▸ TASK TO COMPLETE
Go through the material below, count the lines with the word "Année", and reply with the count alone.
BEGIN INFORMATION PROVIDED
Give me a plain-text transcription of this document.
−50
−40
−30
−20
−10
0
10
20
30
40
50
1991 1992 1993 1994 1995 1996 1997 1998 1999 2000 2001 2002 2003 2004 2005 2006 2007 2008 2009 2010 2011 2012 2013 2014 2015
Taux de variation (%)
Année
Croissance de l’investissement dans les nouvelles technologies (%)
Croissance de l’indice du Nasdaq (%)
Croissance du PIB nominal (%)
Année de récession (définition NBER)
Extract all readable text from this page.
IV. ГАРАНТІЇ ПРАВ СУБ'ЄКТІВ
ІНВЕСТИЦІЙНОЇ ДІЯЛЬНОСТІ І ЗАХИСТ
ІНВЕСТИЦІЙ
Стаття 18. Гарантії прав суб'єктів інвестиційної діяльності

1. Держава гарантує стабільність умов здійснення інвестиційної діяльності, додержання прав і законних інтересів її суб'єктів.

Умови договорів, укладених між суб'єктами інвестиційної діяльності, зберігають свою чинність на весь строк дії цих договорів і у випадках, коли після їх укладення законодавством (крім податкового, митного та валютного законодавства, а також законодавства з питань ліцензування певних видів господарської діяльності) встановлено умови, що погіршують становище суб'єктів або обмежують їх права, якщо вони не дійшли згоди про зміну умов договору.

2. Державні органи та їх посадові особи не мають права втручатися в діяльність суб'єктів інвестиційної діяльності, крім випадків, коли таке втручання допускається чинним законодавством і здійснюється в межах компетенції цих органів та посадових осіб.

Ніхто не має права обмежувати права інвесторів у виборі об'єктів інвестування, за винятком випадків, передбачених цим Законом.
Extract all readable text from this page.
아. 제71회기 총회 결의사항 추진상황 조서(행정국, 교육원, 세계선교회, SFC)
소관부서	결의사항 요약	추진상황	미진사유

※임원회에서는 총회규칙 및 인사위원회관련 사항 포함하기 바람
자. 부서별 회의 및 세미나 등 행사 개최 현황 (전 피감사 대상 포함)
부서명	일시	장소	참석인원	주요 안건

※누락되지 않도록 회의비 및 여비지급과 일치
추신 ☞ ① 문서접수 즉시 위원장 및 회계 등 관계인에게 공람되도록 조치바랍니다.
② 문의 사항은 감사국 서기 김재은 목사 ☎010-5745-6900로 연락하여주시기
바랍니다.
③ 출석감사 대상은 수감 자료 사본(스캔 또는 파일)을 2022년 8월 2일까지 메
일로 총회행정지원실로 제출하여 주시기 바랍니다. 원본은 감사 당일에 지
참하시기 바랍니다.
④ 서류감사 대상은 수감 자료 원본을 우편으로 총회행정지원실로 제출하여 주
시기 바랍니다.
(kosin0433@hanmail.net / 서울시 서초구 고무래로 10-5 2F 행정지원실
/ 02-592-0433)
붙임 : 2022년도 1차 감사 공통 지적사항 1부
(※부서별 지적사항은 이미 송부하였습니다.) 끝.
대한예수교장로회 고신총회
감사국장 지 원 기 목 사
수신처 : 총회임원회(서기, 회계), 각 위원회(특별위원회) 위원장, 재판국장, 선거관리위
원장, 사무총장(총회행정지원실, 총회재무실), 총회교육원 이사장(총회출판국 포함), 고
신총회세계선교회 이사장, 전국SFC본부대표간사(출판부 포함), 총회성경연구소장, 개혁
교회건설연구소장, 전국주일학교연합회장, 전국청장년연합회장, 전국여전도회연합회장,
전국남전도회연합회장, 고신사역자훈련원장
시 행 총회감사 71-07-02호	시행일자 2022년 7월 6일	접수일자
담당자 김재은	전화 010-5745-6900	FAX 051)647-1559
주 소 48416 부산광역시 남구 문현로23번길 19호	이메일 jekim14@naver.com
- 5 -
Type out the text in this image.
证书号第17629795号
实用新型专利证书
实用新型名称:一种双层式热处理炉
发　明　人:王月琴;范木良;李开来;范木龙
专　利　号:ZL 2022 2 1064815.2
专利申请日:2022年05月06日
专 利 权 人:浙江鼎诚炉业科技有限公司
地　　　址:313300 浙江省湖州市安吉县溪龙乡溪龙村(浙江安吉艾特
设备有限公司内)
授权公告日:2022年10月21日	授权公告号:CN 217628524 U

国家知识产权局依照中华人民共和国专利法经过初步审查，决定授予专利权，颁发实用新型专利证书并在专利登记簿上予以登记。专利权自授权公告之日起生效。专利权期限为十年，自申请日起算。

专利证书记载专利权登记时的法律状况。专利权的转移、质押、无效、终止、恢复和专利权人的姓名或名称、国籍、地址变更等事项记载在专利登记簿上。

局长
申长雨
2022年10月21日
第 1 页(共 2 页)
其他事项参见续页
END INFORMATION PROVIDED
▸ EXERCISE SOLUTION
2